**Esercizi proposti:**
**1.** Nell'articolo sullo scontrino del bancomat, perché chi riceve la telefonata dei truffatori abbassa le difese? Rispondi in una-tre frasi.
**2.** Riporta per favore dall'articolo sullo scontrino del bancomat tutto il testo da "Potrebbe sembrare solo" giù fino a "L'importo prelevato.".

++++ Estratto

🏦 Hai appena prelevato al bancomat. Prendi lo scontrino, controlli il saldo, fai spallucce e lo appallottoli nel cestino accanto allo sportello (o peggio, lo lasci cadere per terra). Sembra un gesto innocuo, vero? Sbagliato.
In questo nuovo episodio della serie "Decisioni Artificiali", Marco Camisani Calzolari ci lancia un avvertimento che profuma di futuro, ma ha radici in un'abitudine vecchissima: la gestione dei nostri dati cartacei.
📄 Cosa c'è davvero in quello scontrino?
Potrebbe sembrare solo carta termica, ma per un truffatore è un pezzo di profilo. Sopra ci trovi:
Il nome della tua banca.
Data e ora dell'operazione.
L'importo prelevato.
Spesso, le cifre finali della carta o del conto (anche se parzialmente mascherate).
🤖 Il ruolo dell'Intelligenza Artificiale
Fino a qualche anno fa, mettere insieme questi pezzi era un lavoro lungo e complicato. Oggi, l'IA ha cambiato le regole del gioco. I malintenzionati non lavorano più a intuito, ma per incrocio di dati:
Il gancio: Prendono un dato reale dal tuo scontrino (es. la banca e l'ora del prelievo).
L'integrazione: Usano l'IA per pescare in database rubati, profili social o vecchie rubriche online fino a trovare il tuo numero di telefono.
La truffa vocale: Ti chiamano. La voce è sicura, i dettagli che citano sono veri. "Buongiorno, la chiamiamo dalla sua banca, abbiamo visto un'operazione alle ore 10:15...". A quel punto, le tue difese si abbassano perché le informazioni sono corrette.
🛡️ Come difendersi (senza diventare paranoici)
La truffa avviene nel momento in cui autorizziamo noi stessi l'operazione, convinti di risolvere un problema. Ecco i consigli d'oro di MCC:
Evita la stampa: Se non ti serve davvero, non stampare lo scontrino. Controlla il saldo dall'app.
Distruggi i dati: Se lo stampi, trattalo come un documento bancario riservato. Non buttarlo intero.
Chiudi e richiama: Se ricevi una chiamata sospetta dalla "tua banca", riattacca subito. Cerca il numero ufficiale dietro la tua carta o nell'app e richiama tu.
In un mondo dove l'IA può ricostruire la nostra vita da un pezzetto di carta, la miglior difesa rimane la nostra attenzione.

++++++++
++++ Dati forniti

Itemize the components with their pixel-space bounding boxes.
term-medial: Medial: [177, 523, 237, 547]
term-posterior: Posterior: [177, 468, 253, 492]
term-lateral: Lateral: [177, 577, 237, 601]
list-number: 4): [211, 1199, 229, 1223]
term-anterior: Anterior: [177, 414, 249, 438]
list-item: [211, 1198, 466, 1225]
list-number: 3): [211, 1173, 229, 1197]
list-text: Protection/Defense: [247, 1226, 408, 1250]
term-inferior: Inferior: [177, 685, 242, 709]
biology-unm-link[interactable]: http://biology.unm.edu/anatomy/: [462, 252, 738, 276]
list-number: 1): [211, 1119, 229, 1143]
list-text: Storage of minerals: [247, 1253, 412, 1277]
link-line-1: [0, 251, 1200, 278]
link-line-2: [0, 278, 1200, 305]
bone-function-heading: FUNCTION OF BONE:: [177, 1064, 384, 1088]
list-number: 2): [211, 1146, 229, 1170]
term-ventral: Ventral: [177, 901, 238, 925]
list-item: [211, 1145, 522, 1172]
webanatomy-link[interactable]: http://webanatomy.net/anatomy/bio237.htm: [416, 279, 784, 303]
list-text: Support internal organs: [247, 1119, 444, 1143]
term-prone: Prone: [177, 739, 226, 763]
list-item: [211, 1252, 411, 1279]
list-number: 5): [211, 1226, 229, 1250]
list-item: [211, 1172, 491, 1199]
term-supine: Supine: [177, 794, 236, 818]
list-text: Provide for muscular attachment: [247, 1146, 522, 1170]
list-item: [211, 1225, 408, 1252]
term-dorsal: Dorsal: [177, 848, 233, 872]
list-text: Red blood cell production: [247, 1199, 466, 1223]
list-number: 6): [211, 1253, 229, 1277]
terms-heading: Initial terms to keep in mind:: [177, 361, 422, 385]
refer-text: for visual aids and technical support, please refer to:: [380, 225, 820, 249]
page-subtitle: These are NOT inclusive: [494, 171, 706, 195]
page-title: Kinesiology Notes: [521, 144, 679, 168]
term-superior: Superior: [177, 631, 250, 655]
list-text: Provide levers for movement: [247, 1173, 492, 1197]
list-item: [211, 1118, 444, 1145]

++++++++

**Risultati degli esercizi:**
**1.** Chi riceve la telefonata abbassa le difese perché le informazioni citate dai truffatori sono corrette. I truffatori partono da un dato reale preso dallo scontrino, come la banca e l'ora del prelievo, e parlano con voce sicura. Così la chiamata sembra davvero arrivare dalla banca.

**2.**
Potrebbe sembrare solo carta termica, ma per un truffatore è un pezzo di profilo. Sopra ci trovi:
Il nome della tua banca.
Data e ora dell'operazione.
L'importo prelevato.